_SHORT PROBLEM_
Count the lines in the items below that contain the string "address", and give only that number.

_RECORD LIST_
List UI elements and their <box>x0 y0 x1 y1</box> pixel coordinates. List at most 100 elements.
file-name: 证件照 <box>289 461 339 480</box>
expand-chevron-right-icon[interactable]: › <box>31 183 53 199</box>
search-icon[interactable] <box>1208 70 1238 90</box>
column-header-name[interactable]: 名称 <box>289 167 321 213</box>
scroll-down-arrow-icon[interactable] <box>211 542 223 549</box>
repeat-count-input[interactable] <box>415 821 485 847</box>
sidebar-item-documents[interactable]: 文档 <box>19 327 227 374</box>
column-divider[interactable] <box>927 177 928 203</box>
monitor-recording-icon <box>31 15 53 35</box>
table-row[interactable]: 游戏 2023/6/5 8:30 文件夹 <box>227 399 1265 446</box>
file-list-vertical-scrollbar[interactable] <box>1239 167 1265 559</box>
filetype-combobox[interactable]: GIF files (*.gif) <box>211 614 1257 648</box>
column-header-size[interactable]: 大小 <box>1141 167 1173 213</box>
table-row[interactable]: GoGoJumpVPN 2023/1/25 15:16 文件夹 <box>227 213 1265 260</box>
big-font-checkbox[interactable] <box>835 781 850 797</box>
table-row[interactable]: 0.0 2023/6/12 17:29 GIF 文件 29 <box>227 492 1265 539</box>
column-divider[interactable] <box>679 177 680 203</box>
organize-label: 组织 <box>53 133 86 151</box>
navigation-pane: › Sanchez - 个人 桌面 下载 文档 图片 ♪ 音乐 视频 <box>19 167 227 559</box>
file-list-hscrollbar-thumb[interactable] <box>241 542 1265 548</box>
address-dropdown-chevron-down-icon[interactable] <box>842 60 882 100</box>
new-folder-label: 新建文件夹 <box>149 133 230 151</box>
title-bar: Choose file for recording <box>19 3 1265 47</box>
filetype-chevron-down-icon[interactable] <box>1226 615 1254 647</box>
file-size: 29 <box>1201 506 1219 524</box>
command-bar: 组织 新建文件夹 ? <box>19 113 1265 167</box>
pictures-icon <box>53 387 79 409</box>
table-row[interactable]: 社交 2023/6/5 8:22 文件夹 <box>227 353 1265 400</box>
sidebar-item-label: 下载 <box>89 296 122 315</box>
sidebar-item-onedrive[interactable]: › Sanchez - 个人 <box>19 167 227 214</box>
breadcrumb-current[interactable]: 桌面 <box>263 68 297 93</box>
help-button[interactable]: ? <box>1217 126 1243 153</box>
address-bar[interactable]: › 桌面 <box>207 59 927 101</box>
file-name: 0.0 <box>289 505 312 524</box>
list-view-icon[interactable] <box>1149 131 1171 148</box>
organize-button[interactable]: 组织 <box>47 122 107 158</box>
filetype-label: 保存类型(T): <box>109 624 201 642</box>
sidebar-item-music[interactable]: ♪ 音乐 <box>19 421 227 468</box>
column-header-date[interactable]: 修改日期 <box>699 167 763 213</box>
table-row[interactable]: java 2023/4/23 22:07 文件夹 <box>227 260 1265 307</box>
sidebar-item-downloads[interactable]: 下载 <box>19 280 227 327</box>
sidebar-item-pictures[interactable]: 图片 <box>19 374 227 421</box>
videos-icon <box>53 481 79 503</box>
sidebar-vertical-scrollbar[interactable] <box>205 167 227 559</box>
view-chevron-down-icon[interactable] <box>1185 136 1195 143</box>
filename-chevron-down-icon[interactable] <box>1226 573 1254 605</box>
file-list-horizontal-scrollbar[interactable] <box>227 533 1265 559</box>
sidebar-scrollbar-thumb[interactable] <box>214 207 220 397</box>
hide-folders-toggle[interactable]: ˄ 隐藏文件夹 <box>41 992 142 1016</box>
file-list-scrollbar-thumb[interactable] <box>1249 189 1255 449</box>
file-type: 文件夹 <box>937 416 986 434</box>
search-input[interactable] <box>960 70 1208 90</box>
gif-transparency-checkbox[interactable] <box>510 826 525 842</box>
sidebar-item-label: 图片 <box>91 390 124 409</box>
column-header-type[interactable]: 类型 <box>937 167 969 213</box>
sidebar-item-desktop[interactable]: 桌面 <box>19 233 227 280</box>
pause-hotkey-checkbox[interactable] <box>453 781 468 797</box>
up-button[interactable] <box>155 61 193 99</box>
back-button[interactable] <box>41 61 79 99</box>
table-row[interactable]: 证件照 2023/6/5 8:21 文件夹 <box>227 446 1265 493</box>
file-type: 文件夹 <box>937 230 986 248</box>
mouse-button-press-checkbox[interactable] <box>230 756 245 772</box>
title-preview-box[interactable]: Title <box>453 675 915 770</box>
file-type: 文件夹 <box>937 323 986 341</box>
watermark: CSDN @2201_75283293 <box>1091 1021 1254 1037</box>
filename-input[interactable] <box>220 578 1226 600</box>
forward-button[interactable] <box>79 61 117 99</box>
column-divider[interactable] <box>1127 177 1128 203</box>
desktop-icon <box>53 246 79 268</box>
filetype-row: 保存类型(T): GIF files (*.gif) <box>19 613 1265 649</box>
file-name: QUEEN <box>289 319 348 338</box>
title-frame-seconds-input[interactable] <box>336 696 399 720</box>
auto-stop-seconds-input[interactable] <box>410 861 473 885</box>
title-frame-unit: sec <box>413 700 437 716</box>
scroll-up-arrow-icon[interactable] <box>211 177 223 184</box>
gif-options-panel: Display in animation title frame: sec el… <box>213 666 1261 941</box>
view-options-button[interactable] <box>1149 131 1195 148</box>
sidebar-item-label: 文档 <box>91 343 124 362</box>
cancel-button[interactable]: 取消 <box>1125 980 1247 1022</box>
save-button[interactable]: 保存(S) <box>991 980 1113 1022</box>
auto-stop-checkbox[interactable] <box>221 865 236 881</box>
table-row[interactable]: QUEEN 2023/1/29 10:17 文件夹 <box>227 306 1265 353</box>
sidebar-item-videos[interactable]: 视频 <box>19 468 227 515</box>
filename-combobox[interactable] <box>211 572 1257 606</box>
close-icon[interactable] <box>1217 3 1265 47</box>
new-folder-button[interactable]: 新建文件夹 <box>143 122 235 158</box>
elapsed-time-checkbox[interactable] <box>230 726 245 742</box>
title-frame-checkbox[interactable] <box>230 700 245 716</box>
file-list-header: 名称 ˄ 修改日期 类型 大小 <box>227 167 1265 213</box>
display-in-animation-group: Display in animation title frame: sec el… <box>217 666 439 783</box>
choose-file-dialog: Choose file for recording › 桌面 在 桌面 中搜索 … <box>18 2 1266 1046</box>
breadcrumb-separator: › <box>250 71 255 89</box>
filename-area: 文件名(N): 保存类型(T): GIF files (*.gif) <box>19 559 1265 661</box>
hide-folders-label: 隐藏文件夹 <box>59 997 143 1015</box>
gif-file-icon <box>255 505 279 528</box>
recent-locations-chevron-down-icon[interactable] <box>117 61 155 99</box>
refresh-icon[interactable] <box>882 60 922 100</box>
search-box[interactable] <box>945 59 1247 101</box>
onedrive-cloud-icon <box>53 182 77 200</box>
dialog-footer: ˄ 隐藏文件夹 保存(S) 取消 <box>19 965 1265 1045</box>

_FINISHED TASK_
2